**Stored data entries:**
§

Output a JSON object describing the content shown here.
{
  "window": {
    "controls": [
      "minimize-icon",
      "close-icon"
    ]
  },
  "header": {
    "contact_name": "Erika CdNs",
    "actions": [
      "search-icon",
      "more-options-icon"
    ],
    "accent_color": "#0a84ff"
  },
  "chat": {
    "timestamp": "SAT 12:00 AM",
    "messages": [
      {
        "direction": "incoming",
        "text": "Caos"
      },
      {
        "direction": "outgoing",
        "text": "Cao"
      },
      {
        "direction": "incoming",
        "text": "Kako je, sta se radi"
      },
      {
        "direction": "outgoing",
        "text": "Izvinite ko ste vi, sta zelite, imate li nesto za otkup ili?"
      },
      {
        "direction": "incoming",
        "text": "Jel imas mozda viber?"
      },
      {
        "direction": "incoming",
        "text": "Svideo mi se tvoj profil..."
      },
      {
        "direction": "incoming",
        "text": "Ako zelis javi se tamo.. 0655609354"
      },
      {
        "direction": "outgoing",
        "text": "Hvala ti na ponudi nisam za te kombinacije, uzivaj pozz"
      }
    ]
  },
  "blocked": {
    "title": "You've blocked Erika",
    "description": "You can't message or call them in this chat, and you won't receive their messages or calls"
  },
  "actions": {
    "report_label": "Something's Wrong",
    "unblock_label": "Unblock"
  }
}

§

**Work instructions:**
Gather and return every line that holds the string "messages".

**Solution below:**
    "messages": [
    "description": "You can't message or call them in this chat, and you won't receive their messages or calls"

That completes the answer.